[The request] Can you transcribe every record below exactly as it appears?

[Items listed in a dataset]
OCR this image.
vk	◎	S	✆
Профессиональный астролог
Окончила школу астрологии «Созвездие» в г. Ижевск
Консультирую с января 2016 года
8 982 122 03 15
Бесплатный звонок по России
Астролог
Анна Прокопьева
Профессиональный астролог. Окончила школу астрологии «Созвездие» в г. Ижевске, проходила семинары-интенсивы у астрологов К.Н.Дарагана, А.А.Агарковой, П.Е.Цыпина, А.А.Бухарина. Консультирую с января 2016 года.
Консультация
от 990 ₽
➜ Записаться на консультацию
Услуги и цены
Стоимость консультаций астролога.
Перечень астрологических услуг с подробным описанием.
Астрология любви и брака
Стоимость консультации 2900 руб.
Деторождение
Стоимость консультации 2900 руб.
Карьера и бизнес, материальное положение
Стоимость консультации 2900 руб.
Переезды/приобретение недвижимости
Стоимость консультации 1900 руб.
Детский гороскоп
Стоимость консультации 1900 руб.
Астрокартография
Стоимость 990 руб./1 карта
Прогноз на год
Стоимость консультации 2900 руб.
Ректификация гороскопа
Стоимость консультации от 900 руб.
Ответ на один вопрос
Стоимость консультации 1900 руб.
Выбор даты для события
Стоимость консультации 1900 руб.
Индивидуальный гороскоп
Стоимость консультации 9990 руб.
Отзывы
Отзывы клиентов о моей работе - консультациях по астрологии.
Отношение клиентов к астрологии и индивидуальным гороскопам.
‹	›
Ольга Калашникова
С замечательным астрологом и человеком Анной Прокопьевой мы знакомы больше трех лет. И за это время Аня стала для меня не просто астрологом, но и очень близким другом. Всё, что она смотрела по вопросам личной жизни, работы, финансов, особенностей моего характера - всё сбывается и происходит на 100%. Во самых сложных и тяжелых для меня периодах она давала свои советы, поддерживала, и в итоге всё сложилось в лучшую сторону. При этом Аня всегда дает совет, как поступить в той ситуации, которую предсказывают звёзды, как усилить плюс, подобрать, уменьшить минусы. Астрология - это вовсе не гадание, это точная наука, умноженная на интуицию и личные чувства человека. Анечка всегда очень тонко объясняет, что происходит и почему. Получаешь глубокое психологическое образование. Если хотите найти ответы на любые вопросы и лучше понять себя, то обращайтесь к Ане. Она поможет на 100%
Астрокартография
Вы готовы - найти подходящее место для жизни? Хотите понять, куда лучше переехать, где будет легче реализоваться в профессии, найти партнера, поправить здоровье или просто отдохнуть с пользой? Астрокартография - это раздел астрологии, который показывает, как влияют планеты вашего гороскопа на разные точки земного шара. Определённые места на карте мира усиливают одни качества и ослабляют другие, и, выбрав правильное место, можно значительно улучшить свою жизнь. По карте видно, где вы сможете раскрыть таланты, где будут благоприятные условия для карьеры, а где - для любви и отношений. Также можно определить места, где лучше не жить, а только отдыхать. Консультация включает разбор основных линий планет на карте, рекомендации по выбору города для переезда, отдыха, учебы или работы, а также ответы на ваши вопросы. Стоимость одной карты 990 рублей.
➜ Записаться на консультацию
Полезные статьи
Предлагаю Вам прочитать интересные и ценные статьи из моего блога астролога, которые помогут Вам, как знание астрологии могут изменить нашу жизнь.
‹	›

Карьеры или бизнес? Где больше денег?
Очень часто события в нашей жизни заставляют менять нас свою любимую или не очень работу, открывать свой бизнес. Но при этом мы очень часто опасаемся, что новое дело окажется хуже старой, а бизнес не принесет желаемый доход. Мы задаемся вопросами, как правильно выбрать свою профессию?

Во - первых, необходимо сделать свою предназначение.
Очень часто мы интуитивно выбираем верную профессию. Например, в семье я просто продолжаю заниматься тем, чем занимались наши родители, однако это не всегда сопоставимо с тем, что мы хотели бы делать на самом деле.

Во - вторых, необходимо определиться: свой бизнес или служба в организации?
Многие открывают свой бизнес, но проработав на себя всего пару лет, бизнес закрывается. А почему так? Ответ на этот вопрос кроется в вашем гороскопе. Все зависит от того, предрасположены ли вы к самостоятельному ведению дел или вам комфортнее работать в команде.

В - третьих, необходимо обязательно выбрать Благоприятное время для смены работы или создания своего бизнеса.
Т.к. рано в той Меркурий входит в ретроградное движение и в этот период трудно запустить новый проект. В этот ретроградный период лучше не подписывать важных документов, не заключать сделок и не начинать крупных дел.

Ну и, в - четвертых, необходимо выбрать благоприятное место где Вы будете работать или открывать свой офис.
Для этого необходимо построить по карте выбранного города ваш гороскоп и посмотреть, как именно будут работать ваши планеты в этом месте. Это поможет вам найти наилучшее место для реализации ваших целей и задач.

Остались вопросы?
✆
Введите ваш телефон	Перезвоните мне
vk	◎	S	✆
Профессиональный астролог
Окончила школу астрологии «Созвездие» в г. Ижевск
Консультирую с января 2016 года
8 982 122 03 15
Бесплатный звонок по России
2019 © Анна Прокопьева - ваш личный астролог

[Complete output]
OCR this image.
vk	◎	S	✆
Профессиональный астролог
Окончила школу астрологии «Созвездие» в г. Ижевск
Консультирую с января 2016 года
8 982 122 03 15
Бесплатный звонок по России
Астролог
Анна Прокопьева
Профессиональный астролог. Окончила школу астрологии «Созвездие» в г. Ижевске, проходила семинары-интенсивы у астрологов К.Н.Дарагана, А.А.Агарковой, П.Е.Цыпина, А.А.Бухарина. Консультирую с января 2016 года.
Консультация
от 990 ₽
➜ Записаться на консультацию
Услуги и цены
Стоимость консультаций астролога.
Перечень астрологических услуг с подробным описанием.
Астрология любви и брака
Стоимость консультации 2900 руб.
Деторождение
Стоимость консультации 2900 руб.
Карьера и бизнес, материальное положение
Стоимость консультации 2900 руб.
Переезды/приобретение недвижимости
Стоимость консультации 1900 руб.
Детский гороскоп
Стоимость консультации 1900 руб.
Астрокартография
Стоимость 990 руб./1 карта
Прогноз на год
Стоимость консультации 2900 руб.
Ректификация гороскопа
Стоимость консультации от 900 руб.
Ответ на один вопрос
Стоимость консультации 1900 руб.
Выбор даты для события
Стоимость консультации 1900 руб.
Индивидуальный гороскоп
Стоимость консультации 9990 руб.
Отзывы
Отзывы клиентов о моей работе - консультациях по астрологии.
Отношение клиентов к астрологии и индивидуальным гороскопам.
‹	›
Ольга Калашникова
С замечательным астрологом и человеком Анной Прокопьевой мы знакомы больше трех лет. И за это время Аня стала для меня не просто астрологом, но и очень близким другом. Всё, что она смотрела по вопросам личной жизни, работы, финансов, особенностей моего характера - всё сбывается и происходит на 100%. Во самых сложных и тяжелых для меня периодах она давала свои советы, поддерживала, и в итоге всё сложилось в лучшую сторону. При этом Аня всегда дает совет, как поступить в той ситуации, которую предсказывают звёзды, как усилить плюс, подобрать, уменьшить минусы. Астрология - это вовсе не гадание, это точная наука, умноженная на интуицию и личные чувства человека. Анечка всегда очень тонко объясняет, что происходит и почему. Получаешь глубокое психологическое образование. Если хотите найти ответы на любые вопросы и лучше понять себя, то обращайтесь к Ане. Она поможет на 100%
Астрокартография
Вы готовы - найти подходящее место для жизни? Хотите понять, куда лучше переехать, где будет легче реализоваться в профессии, найти партнера, поправить здоровье или просто отдохнуть с пользой? Астрокартография - это раздел астрологии, который показывает, как влияют планеты вашего гороскопа на разные точки земного шара. Определённые места на карте мира усиливают одни качества и ослабляют другие, и, выбрав правильное место, можно значительно улучшить свою жизнь. По карте видно, где вы сможете раскрыть таланты, где будут благоприятные условия для карьеры, а где - для любви и отношений. Также можно определить места, где лучше не жить, а только отдыхать. Консультация включает разбор основных линий планет на карте, рекомендации по выбору города для переезда, отдыха, учебы или работы, а также ответы на ваши вопросы. Стоимость одной карты 990 рублей.
➜ Записаться на консультацию
Полезные статьи
Предлагаю Вам прочитать интересные и ценные статьи из моего блога астролога, которые помогут Вам, как знание астрологии могут изменить нашу жизнь.
‹	›

Карьеры или бизнес? Где больше денег?
Очень часто события в нашей жизни заставляют менять нас свою любимую или не очень работу, открывать свой бизнес. Но при этом мы очень часто опасаемся, что новое дело окажется хуже старой, а бизнес не принесет желаемый доход. Мы задаемся вопросами, как правильно выбрать свою профессию?

Во - первых, необходимо сделать свою предназначение.
Очень часто мы интуитивно выбираем верную профессию. Например, в семье я просто продолжаю заниматься тем, чем занимались наши родители, однако это не всегда сопоставимо с тем, что мы хотели бы делать на самом деле.

Во - вторых, необходимо определиться: свой бизнес или служба в организации?
Многие открывают свой бизнес, но проработав на себя всего пару лет, бизнес закрывается. А почему так? Ответ на этот вопрос кроется в вашем гороскопе. Все зависит от того, предрасположены ли вы к самостоятельному ведению дел или вам комфортнее работать в команде.

В - третьих, необходимо обязательно выбрать Благоприятное время для смены работы или создания своего бизнеса.
Т.к. рано в той Меркурий входит в ретроградное движение и в этот период трудно запустить новый проект. В этот ретроградный период лучше не подписывать важных документов, не заключать сделок и не начинать крупных дел.

Ну и, в - четвертых, необходимо выбрать благоприятное место где Вы будете работать или открывать свой офис.
Для этого необходимо построить по карте выбранного города ваш гороскоп и посмотреть, как именно будут работать ваши планеты в этом месте. Это поможет вам найти наилучшее место для реализации ваших целей и задач.

Остались вопросы?
✆
Введите ваш телефон	Перезвоните мне
vk	◎	S	✆
Профессиональный астролог
Окончила школу астрологии «Созвездие» в г. Ижевск
Консультирую с января 2016 года
8 982 122 03 15
Бесплатный звонок по России
2019 © Анна Прокопьева - ваш личный астролог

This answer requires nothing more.